> SHORT TASK:
Reproduce all of the data below without alteration; exclude every picture.

[Dataset rows about figures]
------------------------------

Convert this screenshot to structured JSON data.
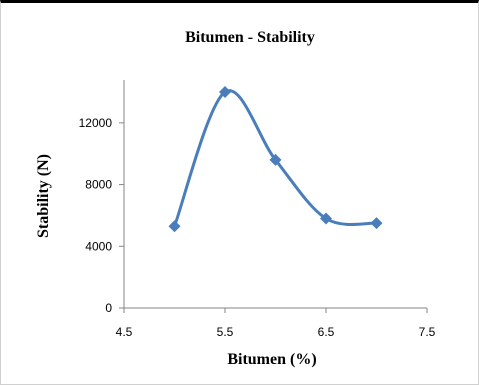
{
  "chart_data": {
    "type": "line",
    "title": "Bitumen  - Stability",
    "xlabel": "Bitumen  (%)",
    "ylabel": "Stability  (N)",
    "xlim": [
      4.5,
      7.5
    ],
    "ylim": [
      0,
      14000
    ],
    "x_ticks": [
      "4.5",
      "5.5",
      "6.5",
      "7.5"
    ],
    "y_ticks": [
      "0",
      "4000",
      "8000",
      "12000"
    ],
    "grid": false,
    "smooth": true,
    "series": [
      {
        "x": [
          5.0,
          5.5,
          6.0,
          6.5,
          7.0
        ],
        "values": [
          5300,
          14000,
          9600,
          5800,
          5500
        ]
      }
    ],
    "color": "#4a7ebb"
  }
}
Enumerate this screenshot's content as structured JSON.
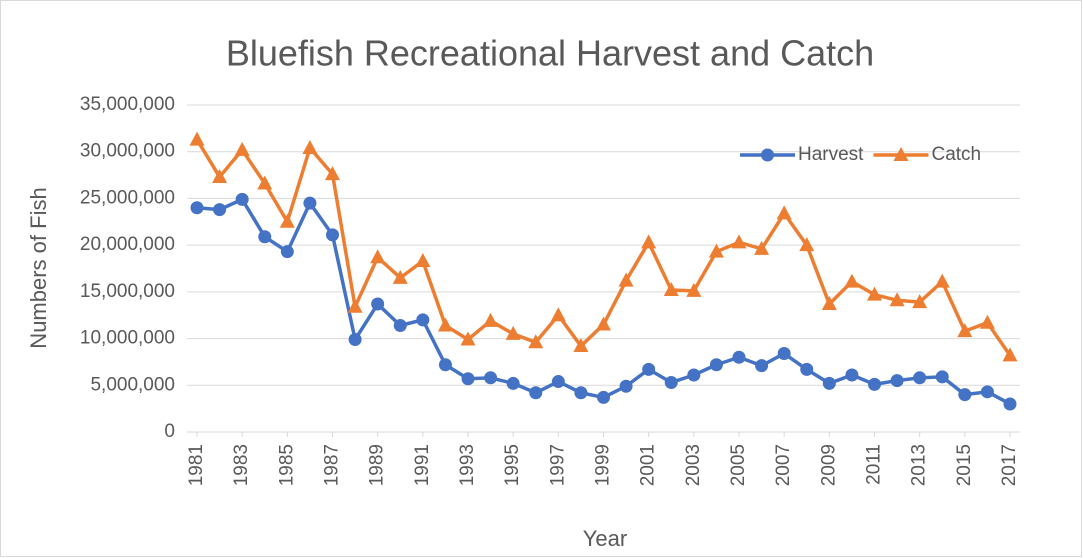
{
  "chart_data": {
    "type": "line",
    "title": "Bluefish Recreational Harvest and Catch",
    "x_label": "Year",
    "y_label": "Numbers of Fish",
    "x": [
      1981,
      1982,
      1983,
      1984,
      1985,
      1986,
      1987,
      1988,
      1989,
      1990,
      1991,
      1992,
      1993,
      1994,
      1995,
      1996,
      1997,
      1998,
      1999,
      2000,
      2001,
      2002,
      2003,
      2004,
      2005,
      2006,
      2007,
      2008,
      2009,
      2010,
      2011,
      2012,
      2013,
      2014,
      2015,
      2016,
      2017
    ],
    "xlim": [
      1981,
      2017
    ],
    "xticks": [
      1981,
      1983,
      1985,
      1987,
      1989,
      1991,
      1993,
      1995,
      1997,
      1999,
      2001,
      2003,
      2005,
      2007,
      2009,
      2011,
      2013,
      2015,
      2017
    ],
    "ylim": [
      0,
      35000000
    ],
    "yticks": [
      0,
      {
        "value": 5000000,
        "label": "5,000,000"
      },
      {
        "value": 10000000,
        "label": "10,000,000"
      },
      {
        "value": 15000000,
        "label": "15,000,000"
      },
      {
        "value": 20000000,
        "label": "20,000,000"
      },
      {
        "value": 25000000,
        "label": "25,000,000"
      },
      {
        "value": 30000000,
        "label": "30,000,000"
      },
      {
        "value": 35000000,
        "label": "35,000,000"
      }
    ],
    "grid": true,
    "legend": "upper right",
    "series": [
      {
        "name": "Harvest",
        "color": "#4472c4",
        "marker": "circle",
        "values": [
          24000000,
          23800000,
          24900000,
          20900000,
          19300000,
          24500000,
          21100000,
          9900000,
          13700000,
          11400000,
          12000000,
          7200000,
          5700000,
          5800000,
          5200000,
          4200000,
          5400000,
          4200000,
          3700000,
          4900000,
          6700000,
          5300000,
          6100000,
          7200000,
          8000000,
          7100000,
          8400000,
          6700000,
          5200000,
          6100000,
          5100000,
          5500000,
          5800000,
          5900000,
          4000000,
          4300000,
          3000000
        ]
      },
      {
        "name": "Catch",
        "color": "#ed7d31",
        "marker": "triangle",
        "values": [
          31300000,
          27300000,
          30200000,
          26600000,
          22500000,
          30400000,
          27600000,
          13400000,
          18700000,
          16500000,
          18300000,
          11400000,
          9900000,
          11900000,
          10500000,
          9600000,
          12500000,
          9200000,
          11500000,
          16200000,
          20300000,
          15200000,
          15100000,
          19300000,
          20300000,
          19600000,
          23400000,
          20000000,
          13700000,
          16100000,
          14700000,
          14100000,
          13900000,
          16100000,
          10800000,
          11700000,
          8200000
        ]
      }
    ]
  }
}
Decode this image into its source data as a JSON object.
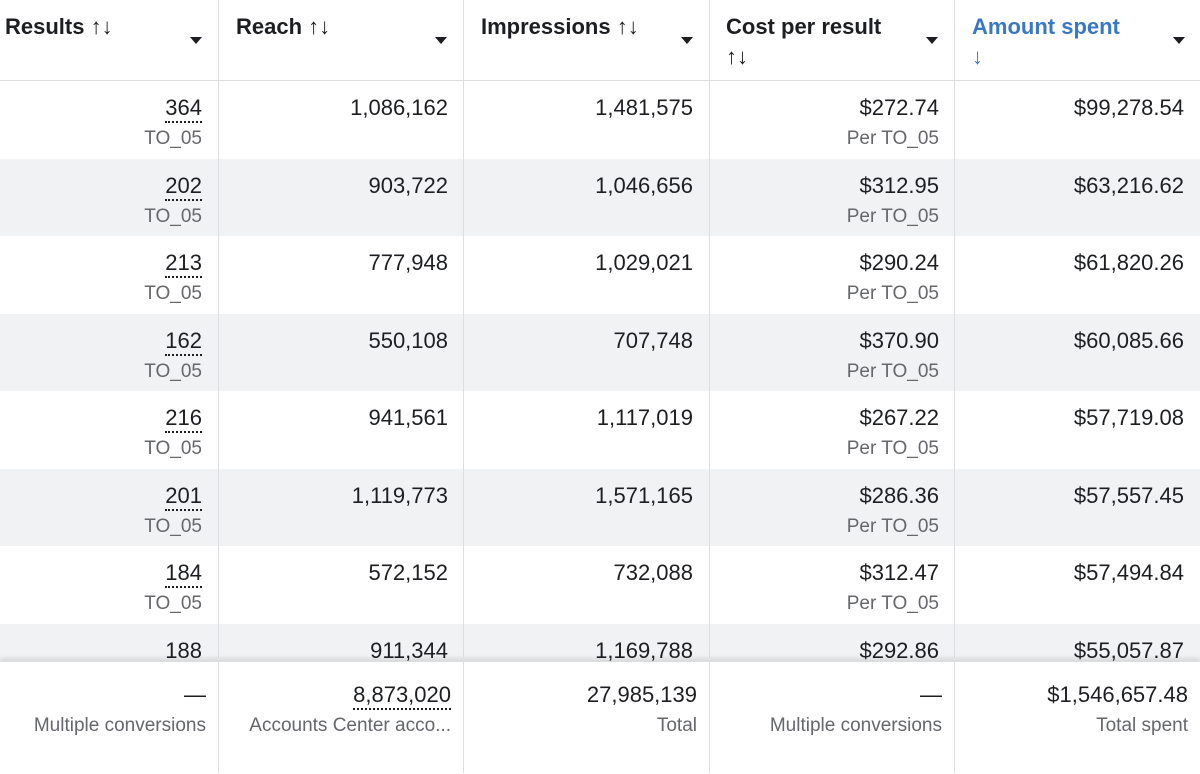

------------------------------

> ANSWER TO THE TASK:
Convert this screenshot to structured JSON data.
{
  "chart_data": {
    "type": "line",
    "title": "Bitumen  - Stability",
    "xlabel": "Bitumen  (%)",
    "ylabel": "Stability  (N)",
    "xlim": [
      4.5,
      7.5
    ],
    "ylim": [
      0,
      14000
    ],
    "x_ticks": [
      "4.5",
      "5.5",
      "6.5",
      "7.5"
    ],
    "y_ticks": [
      "0",
      "4000",
      "8000",
      "12000"
    ],
    "grid": false,
    "smooth": true,
    "series": [
      {
        "x": [
          5.0,
          5.5,
          6.0,
          6.5,
          7.0
        ],
        "values": [
          5300,
          14000,
          9600,
          5800,
          5500
        ]
      }
    ],
    "color": "#4a7ebb"
  }
}
Enumerate this screenshot's content as structured JSON.
{
  "chart_data": {
    "type": "line",
    "title": "Bluefish Recreational Harvest and Catch",
    "x_label": "Year",
    "y_label": "Numbers of Fish",
    "x": [
      1981,
      1982,
      1983,
      1984,
      1985,
      1986,
      1987,
      1988,
      1989,
      1990,
      1991,
      1992,
      1993,
      1994,
      1995,
      1996,
      1997,
      1998,
      1999,
      2000,
      2001,
      2002,
      2003,
      2004,
      2005,
      2006,
      2007,
      2008,
      2009,
      2010,
      2011,
      2012,
      2013,
      2014,
      2015,
      2016,
      2017
    ],
    "xlim": [
      1981,
      2017
    ],
    "xticks": [
      1981,
      1983,
      1985,
      1987,
      1989,
      1991,
      1993,
      1995,
      1997,
      1999,
      2001,
      2003,
      2005,
      2007,
      2009,
      2011,
      2013,
      2015,
      2017
    ],
    "ylim": [
      0,
      35000000
    ],
    "yticks": [
      0,
      {
        "value": 5000000,
        "label": "5,000,000"
      },
      {
        "value": 10000000,
        "label": "10,000,000"
      },
      {
        "value": 15000000,
        "label": "15,000,000"
      },
      {
        "value": 20000000,
        "label": "20,000,000"
      },
      {
        "value": 25000000,
        "label": "25,000,000"
      },
      {
        "value": 30000000,
        "label": "30,000,000"
      },
      {
        "value": 35000000,
        "label": "35,000,000"
      }
    ],
    "grid": true,
    "legend": "upper right",
    "series": [
      {
        "name": "Harvest",
        "color": "#4472c4",
        "marker": "circle",
        "values": [
          24000000,
          23800000,
          24900000,
          20900000,
          19300000,
          24500000,
          21100000,
          9900000,
          13700000,
          11400000,
          12000000,
          7200000,
          5700000,
          5800000,
          5200000,
          4200000,
          5400000,
          4200000,
          3700000,
          4900000,
          6700000,
          5300000,
          6100000,
          7200000,
          8000000,
          7100000,
          8400000,
          6700000,
          5200000,
          6100000,
          5100000,
          5500000,
          5800000,
          5900000,
          4000000,
          4300000,
          3000000
        ]
      },
      {
        "name": "Catch",
        "color": "#ed7d31",
        "marker": "triangle",
        "values": [
          31300000,
          27300000,
          30200000,
          26600000,
          22500000,
          30400000,
          27600000,
          13400000,
          18700000,
          16500000,
          18300000,
          11400000,
          9900000,
          11900000,
          10500000,
          9600000,
          12500000,
          9200000,
          11500000,
          16200000,
          20300000,
          15200000,
          15100000,
          19300000,
          20300000,
          19600000,
          23400000,
          20000000,
          13700000,
          16100000,
          14700000,
          14100000,
          13900000,
          16100000,
          10800000,
          11700000,
          8200000
        ]
      }
    ]
  }
}
Decode this image into its source data as a JSON object.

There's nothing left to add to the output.